- WRITTEN PROBLEM: Locate every line in the records below that holds the word "above" and return each one.
::: RECORDS FOR THE EXERCISE :::
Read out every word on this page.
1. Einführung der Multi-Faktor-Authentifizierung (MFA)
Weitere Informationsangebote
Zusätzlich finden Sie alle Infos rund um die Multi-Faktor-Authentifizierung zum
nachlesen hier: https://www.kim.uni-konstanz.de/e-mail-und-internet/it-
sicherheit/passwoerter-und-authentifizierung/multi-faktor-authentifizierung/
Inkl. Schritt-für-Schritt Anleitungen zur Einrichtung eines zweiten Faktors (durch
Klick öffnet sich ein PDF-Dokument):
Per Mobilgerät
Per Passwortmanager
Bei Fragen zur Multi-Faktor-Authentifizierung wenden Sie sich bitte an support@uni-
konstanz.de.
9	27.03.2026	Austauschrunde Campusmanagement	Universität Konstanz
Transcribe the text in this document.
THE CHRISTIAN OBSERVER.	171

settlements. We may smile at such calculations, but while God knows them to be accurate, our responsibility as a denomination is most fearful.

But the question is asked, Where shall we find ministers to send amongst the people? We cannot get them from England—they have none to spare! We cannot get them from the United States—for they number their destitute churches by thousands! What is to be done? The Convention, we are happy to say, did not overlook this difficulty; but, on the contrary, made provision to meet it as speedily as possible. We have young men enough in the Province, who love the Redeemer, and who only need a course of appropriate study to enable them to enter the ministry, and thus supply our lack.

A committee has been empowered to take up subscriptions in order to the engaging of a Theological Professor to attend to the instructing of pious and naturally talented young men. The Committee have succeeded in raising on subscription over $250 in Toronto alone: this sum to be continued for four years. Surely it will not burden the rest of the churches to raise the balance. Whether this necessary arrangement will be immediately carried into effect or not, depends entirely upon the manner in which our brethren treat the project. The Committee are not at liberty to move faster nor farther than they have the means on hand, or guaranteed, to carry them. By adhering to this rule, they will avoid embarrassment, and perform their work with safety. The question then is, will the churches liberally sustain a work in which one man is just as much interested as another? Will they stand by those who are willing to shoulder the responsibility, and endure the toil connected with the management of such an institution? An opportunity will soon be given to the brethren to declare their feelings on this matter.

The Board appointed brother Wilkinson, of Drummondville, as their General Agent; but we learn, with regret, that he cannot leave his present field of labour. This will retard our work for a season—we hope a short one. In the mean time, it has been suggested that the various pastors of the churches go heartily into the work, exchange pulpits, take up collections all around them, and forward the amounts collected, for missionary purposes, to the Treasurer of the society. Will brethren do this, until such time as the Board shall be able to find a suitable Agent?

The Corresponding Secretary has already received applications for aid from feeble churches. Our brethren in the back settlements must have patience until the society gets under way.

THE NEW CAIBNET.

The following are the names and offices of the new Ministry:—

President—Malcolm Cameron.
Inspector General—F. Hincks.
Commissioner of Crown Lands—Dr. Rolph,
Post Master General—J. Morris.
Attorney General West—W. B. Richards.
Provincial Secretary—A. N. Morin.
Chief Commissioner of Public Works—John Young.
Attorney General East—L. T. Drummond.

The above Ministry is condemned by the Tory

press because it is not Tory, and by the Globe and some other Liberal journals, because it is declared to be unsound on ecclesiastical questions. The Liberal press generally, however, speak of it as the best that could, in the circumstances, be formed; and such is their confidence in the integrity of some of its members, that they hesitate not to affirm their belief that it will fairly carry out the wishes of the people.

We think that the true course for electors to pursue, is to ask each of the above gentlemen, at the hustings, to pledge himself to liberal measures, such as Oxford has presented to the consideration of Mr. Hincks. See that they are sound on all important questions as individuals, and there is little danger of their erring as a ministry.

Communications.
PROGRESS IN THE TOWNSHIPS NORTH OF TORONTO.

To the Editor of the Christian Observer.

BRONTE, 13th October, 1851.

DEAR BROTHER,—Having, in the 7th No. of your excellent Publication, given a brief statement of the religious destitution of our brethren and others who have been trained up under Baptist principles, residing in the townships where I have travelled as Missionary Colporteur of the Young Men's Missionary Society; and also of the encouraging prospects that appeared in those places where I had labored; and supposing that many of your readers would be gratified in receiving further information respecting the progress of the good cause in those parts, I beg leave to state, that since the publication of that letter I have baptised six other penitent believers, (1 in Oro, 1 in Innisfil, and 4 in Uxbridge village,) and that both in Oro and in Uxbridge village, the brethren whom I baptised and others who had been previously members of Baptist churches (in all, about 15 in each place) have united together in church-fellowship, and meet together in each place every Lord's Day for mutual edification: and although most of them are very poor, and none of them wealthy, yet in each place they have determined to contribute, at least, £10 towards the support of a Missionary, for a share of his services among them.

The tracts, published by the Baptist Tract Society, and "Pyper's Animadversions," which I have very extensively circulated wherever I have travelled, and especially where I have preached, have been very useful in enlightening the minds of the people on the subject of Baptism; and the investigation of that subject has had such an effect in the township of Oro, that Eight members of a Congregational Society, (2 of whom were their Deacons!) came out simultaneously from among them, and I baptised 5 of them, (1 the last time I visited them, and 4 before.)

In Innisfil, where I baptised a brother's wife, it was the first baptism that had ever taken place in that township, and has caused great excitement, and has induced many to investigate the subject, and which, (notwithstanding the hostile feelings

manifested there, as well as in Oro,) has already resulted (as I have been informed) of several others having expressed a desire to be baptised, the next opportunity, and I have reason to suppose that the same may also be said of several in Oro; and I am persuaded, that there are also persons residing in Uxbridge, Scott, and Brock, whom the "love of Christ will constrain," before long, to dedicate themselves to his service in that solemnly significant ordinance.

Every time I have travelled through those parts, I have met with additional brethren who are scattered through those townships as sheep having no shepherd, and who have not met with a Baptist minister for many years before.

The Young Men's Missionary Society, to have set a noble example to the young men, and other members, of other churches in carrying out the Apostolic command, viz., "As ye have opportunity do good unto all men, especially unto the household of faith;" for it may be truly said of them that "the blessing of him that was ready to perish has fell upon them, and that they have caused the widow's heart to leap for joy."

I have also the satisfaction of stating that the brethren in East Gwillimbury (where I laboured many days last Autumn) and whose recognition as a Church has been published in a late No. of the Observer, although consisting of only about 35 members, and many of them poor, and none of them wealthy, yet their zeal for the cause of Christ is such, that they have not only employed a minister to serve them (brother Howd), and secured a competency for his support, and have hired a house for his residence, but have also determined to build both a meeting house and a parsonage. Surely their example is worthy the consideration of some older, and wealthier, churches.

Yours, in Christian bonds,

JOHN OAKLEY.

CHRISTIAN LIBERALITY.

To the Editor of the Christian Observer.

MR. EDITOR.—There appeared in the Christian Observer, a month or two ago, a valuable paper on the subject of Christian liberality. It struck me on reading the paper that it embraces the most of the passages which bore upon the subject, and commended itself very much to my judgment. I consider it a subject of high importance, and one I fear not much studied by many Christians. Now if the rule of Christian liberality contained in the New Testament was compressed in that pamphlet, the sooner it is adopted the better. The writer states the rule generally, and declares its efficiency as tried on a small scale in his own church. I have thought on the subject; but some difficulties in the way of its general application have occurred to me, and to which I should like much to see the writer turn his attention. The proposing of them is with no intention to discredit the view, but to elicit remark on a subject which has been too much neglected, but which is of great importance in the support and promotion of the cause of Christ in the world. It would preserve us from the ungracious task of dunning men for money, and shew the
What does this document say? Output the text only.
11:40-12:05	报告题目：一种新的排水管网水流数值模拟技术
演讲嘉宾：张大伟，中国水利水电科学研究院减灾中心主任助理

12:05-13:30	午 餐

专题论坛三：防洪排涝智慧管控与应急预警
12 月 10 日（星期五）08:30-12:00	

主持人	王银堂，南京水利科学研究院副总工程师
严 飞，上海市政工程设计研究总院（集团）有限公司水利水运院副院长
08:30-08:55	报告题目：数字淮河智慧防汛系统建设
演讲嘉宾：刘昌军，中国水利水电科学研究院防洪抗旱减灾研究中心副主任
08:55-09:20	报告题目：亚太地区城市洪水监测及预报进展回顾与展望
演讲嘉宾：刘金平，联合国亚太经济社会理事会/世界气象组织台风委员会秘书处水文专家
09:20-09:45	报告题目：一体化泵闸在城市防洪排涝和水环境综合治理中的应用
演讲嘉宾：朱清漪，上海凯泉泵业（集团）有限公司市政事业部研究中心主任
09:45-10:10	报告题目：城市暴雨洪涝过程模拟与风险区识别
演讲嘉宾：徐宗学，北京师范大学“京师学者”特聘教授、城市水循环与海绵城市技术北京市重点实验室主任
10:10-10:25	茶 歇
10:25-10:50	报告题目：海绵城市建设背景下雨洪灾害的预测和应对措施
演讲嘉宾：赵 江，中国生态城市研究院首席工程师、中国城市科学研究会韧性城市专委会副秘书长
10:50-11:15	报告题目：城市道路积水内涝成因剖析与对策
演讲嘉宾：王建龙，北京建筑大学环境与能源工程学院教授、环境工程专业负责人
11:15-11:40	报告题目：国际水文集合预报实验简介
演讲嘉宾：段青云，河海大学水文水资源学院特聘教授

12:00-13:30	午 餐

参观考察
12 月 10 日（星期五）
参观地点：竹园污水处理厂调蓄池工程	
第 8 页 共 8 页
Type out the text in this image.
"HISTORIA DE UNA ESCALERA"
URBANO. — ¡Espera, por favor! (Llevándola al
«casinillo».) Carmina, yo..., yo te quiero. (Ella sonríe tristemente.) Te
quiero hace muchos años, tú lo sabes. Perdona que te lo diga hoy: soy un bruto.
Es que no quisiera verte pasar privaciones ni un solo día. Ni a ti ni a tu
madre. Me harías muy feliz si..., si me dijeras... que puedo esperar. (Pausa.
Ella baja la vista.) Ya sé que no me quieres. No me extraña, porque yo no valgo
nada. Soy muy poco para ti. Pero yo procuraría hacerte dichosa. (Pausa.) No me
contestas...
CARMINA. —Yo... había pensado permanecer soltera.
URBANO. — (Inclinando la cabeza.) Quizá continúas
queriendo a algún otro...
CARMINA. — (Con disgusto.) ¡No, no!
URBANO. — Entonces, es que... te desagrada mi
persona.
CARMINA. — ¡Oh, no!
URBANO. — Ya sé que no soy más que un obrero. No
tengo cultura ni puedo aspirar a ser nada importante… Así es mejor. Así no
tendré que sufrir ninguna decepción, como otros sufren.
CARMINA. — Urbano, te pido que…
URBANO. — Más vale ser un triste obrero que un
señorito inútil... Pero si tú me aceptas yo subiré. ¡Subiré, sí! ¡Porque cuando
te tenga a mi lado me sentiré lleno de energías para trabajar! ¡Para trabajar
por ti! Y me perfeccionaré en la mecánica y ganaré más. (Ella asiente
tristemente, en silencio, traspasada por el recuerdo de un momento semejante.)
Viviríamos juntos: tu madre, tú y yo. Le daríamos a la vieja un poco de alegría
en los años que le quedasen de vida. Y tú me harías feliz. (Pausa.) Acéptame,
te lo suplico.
:::
- FULL SOLUTION:
The above Ministry is condemned by the Tory
We think that the true course for electors to pursue, is to ask each of the above gentlemen, at the hustings, to pledge himself to liberal measures, such as Oxford has presented to the consideration of Mr. Hincks. See that they are sound on all important questions as individuals, and there is little danger of their erring as a ministry.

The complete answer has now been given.